GIVEN RECORDS:
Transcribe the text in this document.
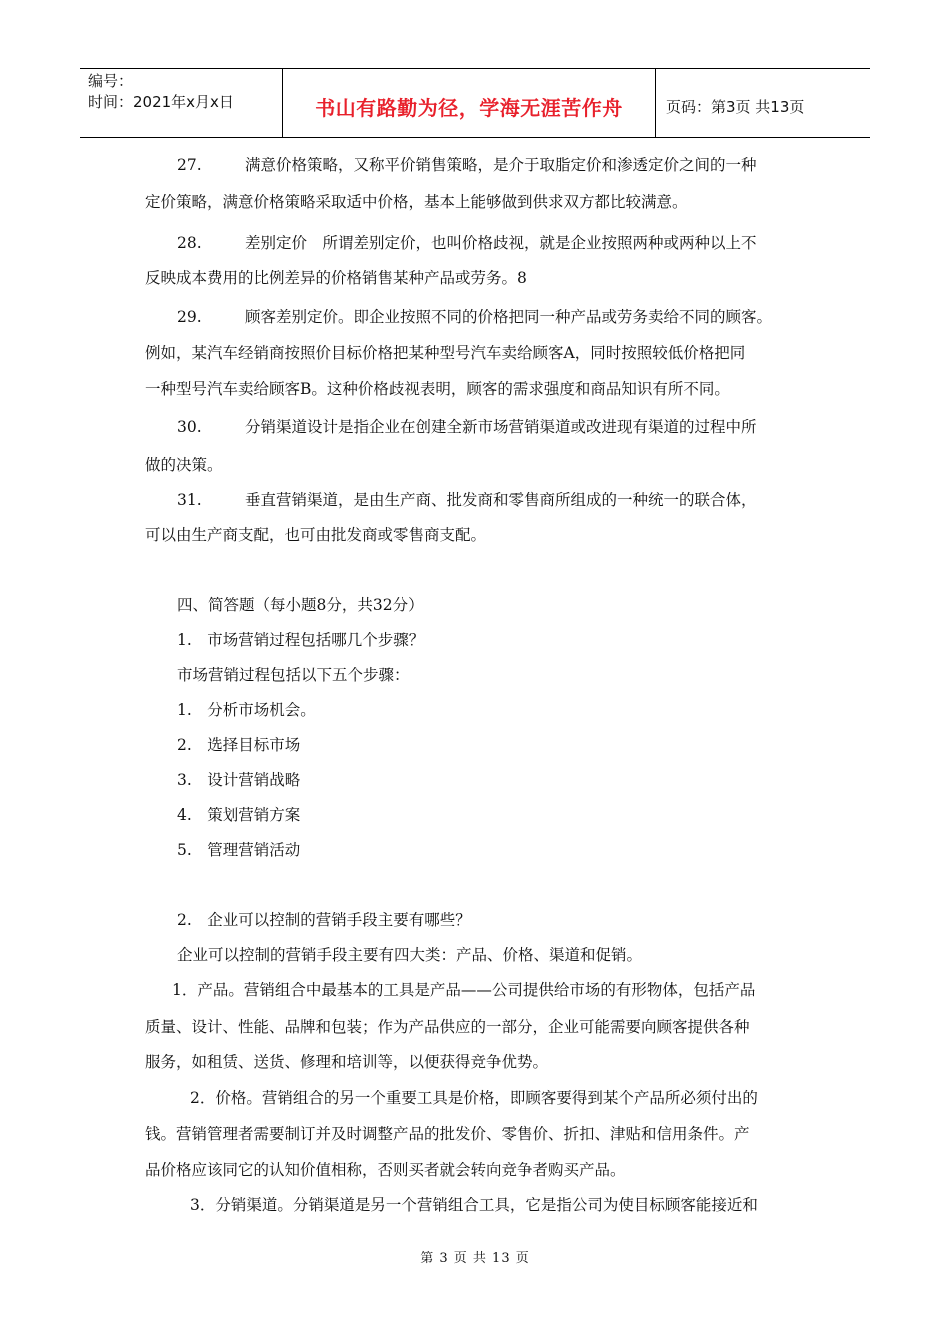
编号：
时间：2021年x月x日	书山有路勤为径，学海无涯苦作舟	页码：第3页 共13页
27.	满意价格策略，又称平价销售策略，是介于取脂定价和渗透定价之间的一种
定价策略，满意价格策略采取适中价格，基本上能够做到供求双方都比较满意。
28.	差别定价　所谓差别定价，也叫价格歧视，就是企业按照两种或两种以上不
反映成本费用的比例差异的价格销售某种产品或劳务。8
29.	顾客差别定价。即企业按照不同的价格把同一种产品或劳务卖给不同的顾客。
例如，某汽车经销商按照价目标价格把某种型号汽车卖给顾客A，同时按照较低价格把同
一种型号汽车卖给顾客B。这种价格歧视表明，顾客的需求强度和商品知识有所不同。
30.	分销渠道设计是指企业在创建全新市场营销渠道或改进现有渠道的过程中所
做的决策。
31.	垂直营销渠道，是由生产商、批发商和零售商所组成的一种统一的联合体，
可以由生产商支配，也可由批发商或零售商支配。
四、简答题（每小题8分，共32分）
1.　市场营销过程包括哪几个步骤？
市场营销过程包括以下五个步骤：
1.　分析市场机会。
2.　选择目标市场
3.　设计营销战略
4.　策划营销方案
5.　管理营销活动
2.　企业可以控制的营销手段主要有哪些？
企业可以控制的营销手段主要有四大类：产品、价格、渠道和促销。
1．产品。营销组合中最基本的工具是产品——公司提供给市场的有形物体，包括产品
质量、设计、性能、品牌和包装；作为产品供应的一部分，企业可能需要向顾客提供各种
服务，如租赁、送货、修理和培训等，以便获得竞争优势。
2．价格。营销组合的另一个重要工具是价格，即顾客要得到某个产品所必须付出的
钱。营销管理者需要制订并及时调整产品的批发价、零售价、折扣、津贴和信用条件。产
品价格应该同它的认知价值相称，否则买者就会转向竞争者购买产品。
3．分销渠道。分销渠道是另一个营销组合工具，它是指公司为使目标顾客能接近和
第 3 页 共 13 页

EXERCISE PROMPT:
Keep the pictures out and write out the records exactly.

RESPONSE TO THIS EXERCISE:
Transcribe the text in this document.
编号：
时间：2021年x月x日	书山有路勤为径，学海无涯苦作舟	页码：第3页 共13页
27.	满意价格策略，又称平价销售策略，是介于取脂定价和渗透定价之间的一种
定价策略，满意价格策略采取适中价格，基本上能够做到供求双方都比较满意。
28.	差别定价　所谓差别定价，也叫价格歧视，就是企业按照两种或两种以上不
反映成本费用的比例差异的价格销售某种产品或劳务。8
29.	顾客差别定价。即企业按照不同的价格把同一种产品或劳务卖给不同的顾客。
例如，某汽车经销商按照价目标价格把某种型号汽车卖给顾客A，同时按照较低价格把同
一种型号汽车卖给顾客B。这种价格歧视表明，顾客的需求强度和商品知识有所不同。
30.	分销渠道设计是指企业在创建全新市场营销渠道或改进现有渠道的过程中所
做的决策。
31.	垂直营销渠道，是由生产商、批发商和零售商所组成的一种统一的联合体，
可以由生产商支配，也可由批发商或零售商支配。
四、简答题（每小题8分，共32分）
1.　市场营销过程包括哪几个步骤？
市场营销过程包括以下五个步骤：
1.　分析市场机会。
2.　选择目标市场
3.　设计营销战略
4.　策划营销方案
5.　管理营销活动
2.　企业可以控制的营销手段主要有哪些？
企业可以控制的营销手段主要有四大类：产品、价格、渠道和促销。
1．产品。营销组合中最基本的工具是产品——公司提供给市场的有形物体，包括产品
质量、设计、性能、品牌和包装；作为产品供应的一部分，企业可能需要向顾客提供各种
服务，如租赁、送货、修理和培训等，以便获得竞争优势。
2．价格。营销组合的另一个重要工具是价格，即顾客要得到某个产品所必须付出的
钱。营销管理者需要制订并及时调整产品的批发价、零售价、折扣、津贴和信用条件。产
品价格应该同它的认知价值相称，否则买者就会转向竞争者购买产品。
3．分销渠道。分销渠道是另一个营销组合工具，它是指公司为使目标顾客能接近和
第 3 页 共 13 页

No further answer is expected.